[Objective] Tally up the lines carrying the string "ylabel" and respond with only the resulting number.

Saved entries:
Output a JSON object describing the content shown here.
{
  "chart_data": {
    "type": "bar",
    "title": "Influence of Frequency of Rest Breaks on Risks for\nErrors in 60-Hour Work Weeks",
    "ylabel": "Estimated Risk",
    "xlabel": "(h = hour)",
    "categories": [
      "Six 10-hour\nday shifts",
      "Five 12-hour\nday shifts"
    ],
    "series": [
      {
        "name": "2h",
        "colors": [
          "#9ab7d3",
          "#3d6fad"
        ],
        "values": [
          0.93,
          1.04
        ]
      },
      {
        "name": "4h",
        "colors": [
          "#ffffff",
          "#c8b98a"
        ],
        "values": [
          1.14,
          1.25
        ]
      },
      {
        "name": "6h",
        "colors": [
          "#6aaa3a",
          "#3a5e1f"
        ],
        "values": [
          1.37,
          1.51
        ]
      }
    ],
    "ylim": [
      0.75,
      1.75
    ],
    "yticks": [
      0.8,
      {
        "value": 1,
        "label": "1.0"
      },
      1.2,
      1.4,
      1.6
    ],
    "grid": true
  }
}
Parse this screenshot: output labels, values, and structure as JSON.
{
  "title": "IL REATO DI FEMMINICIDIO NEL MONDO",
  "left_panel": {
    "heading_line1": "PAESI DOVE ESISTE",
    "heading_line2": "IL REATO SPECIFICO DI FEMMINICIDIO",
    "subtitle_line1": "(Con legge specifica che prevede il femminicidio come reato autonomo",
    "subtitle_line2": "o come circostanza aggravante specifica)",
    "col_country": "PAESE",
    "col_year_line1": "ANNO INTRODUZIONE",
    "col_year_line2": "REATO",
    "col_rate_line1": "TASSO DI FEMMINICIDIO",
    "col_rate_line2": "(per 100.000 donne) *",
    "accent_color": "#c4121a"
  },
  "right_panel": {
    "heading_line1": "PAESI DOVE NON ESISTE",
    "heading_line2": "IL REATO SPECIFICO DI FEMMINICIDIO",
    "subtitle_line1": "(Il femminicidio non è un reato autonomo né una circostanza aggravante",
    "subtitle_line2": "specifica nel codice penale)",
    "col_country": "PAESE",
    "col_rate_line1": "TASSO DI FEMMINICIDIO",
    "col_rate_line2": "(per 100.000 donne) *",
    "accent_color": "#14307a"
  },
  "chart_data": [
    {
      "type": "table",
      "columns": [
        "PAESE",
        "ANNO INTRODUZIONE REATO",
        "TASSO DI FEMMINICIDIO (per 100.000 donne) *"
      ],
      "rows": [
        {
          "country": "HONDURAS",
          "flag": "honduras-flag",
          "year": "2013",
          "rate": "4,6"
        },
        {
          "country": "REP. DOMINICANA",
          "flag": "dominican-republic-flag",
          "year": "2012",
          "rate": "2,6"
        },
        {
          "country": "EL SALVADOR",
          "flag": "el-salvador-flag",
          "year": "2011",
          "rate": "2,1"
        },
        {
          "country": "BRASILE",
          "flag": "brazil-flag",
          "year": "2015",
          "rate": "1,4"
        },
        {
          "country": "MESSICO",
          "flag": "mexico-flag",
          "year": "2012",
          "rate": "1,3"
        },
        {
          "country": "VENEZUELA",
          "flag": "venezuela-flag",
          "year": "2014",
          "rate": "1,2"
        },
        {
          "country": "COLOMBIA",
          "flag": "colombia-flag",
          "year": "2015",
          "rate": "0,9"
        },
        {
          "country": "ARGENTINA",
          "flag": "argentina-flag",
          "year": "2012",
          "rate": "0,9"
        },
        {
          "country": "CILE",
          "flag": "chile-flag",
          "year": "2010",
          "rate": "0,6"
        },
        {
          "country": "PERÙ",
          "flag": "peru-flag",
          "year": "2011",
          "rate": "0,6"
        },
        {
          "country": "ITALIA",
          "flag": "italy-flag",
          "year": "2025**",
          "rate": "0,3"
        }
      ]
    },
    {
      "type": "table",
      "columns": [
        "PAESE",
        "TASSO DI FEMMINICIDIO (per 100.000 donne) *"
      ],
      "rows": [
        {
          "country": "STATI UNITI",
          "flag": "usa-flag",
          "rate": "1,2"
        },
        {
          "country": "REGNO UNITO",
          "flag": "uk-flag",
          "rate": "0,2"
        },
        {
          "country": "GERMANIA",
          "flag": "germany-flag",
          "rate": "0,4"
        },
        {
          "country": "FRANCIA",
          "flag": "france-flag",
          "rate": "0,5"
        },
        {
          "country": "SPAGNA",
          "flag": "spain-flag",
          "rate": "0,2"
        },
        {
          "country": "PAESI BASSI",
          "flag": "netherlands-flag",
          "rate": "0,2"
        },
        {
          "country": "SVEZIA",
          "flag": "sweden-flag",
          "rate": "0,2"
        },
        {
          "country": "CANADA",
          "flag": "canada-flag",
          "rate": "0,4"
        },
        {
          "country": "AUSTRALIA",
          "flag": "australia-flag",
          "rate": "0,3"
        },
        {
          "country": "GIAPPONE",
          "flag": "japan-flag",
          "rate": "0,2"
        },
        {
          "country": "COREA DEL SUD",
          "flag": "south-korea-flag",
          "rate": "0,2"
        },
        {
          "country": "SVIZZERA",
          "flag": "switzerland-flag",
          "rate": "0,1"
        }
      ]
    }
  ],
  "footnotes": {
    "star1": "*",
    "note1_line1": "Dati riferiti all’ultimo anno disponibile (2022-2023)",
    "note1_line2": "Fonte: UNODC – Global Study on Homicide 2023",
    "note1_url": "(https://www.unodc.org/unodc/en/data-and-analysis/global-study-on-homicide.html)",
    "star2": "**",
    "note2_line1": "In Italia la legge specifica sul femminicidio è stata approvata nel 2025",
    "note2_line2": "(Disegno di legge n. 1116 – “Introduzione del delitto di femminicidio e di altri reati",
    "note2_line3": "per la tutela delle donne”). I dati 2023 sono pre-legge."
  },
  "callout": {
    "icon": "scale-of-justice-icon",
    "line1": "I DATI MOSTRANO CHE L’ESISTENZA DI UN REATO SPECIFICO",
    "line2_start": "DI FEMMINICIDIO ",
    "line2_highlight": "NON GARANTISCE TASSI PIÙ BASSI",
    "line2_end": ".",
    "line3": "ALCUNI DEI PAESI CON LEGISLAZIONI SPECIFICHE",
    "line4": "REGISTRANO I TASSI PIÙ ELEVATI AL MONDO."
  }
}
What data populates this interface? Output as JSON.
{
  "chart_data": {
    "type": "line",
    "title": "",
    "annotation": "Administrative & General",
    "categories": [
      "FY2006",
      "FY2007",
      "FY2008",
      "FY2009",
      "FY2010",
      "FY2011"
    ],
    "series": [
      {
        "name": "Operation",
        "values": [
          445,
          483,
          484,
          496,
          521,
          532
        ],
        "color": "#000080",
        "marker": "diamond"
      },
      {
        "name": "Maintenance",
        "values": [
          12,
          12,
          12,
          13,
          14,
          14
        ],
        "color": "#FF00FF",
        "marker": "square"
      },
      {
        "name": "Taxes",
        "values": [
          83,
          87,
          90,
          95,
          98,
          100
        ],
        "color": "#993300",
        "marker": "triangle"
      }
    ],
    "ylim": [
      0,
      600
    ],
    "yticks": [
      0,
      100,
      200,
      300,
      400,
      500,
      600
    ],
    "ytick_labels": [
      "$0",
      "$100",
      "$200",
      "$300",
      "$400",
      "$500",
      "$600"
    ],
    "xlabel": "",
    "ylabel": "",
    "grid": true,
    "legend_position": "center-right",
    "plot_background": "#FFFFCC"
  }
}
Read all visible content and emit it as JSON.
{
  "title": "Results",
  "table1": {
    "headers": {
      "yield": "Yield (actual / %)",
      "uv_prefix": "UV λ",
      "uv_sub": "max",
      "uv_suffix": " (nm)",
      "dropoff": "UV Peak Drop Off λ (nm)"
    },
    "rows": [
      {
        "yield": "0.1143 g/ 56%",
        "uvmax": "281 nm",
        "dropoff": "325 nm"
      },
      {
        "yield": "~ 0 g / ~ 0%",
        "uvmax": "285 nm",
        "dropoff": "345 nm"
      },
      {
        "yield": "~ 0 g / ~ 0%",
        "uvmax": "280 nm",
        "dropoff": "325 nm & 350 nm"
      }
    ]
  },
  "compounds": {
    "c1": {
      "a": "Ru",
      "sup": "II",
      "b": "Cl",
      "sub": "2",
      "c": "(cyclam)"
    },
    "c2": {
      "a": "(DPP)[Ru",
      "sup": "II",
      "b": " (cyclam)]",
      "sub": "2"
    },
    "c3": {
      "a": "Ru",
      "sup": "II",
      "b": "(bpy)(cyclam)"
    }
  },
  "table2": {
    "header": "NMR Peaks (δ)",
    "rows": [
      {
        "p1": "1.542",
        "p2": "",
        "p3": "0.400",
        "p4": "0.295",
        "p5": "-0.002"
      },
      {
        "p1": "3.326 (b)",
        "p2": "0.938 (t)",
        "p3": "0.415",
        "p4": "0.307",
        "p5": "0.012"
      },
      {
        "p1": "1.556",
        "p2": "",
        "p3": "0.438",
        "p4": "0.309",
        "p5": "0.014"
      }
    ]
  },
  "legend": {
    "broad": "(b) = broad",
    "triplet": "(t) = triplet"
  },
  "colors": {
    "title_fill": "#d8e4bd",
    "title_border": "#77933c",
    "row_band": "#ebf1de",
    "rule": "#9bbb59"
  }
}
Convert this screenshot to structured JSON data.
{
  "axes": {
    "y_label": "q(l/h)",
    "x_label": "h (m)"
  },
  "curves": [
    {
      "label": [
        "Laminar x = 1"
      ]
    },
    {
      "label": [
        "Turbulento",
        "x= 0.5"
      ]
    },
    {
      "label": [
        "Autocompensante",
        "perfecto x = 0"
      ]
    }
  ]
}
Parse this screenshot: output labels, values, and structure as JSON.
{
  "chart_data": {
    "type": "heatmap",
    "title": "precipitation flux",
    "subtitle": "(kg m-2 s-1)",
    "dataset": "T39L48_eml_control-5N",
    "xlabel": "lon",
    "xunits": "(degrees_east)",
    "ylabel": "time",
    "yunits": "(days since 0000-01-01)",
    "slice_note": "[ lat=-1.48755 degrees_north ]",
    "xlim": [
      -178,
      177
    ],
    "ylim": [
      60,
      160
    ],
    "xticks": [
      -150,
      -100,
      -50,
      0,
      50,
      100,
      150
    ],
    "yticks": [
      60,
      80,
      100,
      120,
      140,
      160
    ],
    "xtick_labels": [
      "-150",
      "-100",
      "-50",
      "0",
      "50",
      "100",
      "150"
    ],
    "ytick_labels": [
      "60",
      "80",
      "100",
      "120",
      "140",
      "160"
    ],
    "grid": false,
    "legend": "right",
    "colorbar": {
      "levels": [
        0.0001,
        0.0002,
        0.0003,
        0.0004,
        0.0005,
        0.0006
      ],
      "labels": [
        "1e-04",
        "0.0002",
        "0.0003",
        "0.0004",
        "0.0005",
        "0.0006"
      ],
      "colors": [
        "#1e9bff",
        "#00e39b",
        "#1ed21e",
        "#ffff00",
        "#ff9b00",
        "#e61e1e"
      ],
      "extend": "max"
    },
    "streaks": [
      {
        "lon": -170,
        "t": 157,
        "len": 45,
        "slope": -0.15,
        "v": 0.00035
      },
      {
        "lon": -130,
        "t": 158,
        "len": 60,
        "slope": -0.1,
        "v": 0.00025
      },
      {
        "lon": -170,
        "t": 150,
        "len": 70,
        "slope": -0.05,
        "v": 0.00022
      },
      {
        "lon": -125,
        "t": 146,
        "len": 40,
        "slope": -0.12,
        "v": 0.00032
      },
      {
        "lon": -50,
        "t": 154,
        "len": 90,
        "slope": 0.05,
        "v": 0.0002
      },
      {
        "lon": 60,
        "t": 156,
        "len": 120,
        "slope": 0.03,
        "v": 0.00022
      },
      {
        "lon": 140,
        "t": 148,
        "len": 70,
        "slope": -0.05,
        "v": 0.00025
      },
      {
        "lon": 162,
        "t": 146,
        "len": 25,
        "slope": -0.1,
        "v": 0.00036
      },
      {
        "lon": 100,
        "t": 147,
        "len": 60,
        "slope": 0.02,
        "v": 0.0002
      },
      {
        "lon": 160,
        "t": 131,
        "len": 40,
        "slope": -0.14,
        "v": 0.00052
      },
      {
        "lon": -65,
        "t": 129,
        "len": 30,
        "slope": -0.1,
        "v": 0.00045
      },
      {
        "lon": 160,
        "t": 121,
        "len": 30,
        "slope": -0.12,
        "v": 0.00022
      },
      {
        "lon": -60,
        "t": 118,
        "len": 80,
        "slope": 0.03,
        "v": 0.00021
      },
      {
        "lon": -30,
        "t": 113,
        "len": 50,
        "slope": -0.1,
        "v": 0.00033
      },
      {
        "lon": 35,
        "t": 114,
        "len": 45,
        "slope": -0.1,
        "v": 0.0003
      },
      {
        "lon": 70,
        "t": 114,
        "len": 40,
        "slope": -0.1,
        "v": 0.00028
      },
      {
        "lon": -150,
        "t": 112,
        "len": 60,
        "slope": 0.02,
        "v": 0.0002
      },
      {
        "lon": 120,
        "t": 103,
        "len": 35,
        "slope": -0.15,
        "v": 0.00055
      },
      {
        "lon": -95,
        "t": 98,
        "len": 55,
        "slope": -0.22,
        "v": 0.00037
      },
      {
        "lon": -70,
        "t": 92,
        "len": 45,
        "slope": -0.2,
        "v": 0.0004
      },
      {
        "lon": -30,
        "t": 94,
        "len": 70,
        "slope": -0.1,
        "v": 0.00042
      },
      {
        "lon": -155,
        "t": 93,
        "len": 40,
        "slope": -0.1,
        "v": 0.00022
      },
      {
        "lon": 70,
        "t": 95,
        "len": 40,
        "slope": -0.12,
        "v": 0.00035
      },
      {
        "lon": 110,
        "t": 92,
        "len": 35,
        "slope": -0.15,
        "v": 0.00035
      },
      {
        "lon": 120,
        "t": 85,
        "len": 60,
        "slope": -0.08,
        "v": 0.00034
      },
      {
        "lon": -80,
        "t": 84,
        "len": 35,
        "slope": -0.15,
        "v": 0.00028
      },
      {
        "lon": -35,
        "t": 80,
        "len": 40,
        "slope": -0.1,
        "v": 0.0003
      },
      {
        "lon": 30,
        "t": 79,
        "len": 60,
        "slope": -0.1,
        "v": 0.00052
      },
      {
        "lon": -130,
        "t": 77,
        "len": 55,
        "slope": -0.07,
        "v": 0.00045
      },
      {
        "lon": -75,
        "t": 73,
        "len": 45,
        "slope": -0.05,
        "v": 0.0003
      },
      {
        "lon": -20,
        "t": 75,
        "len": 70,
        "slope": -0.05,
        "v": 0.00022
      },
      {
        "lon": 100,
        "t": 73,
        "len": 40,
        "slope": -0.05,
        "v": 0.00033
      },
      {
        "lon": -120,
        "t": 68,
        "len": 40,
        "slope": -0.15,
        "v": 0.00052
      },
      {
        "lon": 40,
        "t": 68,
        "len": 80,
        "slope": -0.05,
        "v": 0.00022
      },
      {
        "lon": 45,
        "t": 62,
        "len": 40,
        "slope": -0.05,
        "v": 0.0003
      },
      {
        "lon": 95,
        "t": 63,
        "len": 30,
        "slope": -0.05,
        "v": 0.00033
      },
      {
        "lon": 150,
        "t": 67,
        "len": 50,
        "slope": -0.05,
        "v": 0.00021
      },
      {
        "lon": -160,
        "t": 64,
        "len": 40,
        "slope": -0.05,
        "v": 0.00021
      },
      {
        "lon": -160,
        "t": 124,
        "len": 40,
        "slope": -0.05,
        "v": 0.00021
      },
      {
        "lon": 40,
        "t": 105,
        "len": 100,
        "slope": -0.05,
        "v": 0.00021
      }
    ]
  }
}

[Response to this task] 3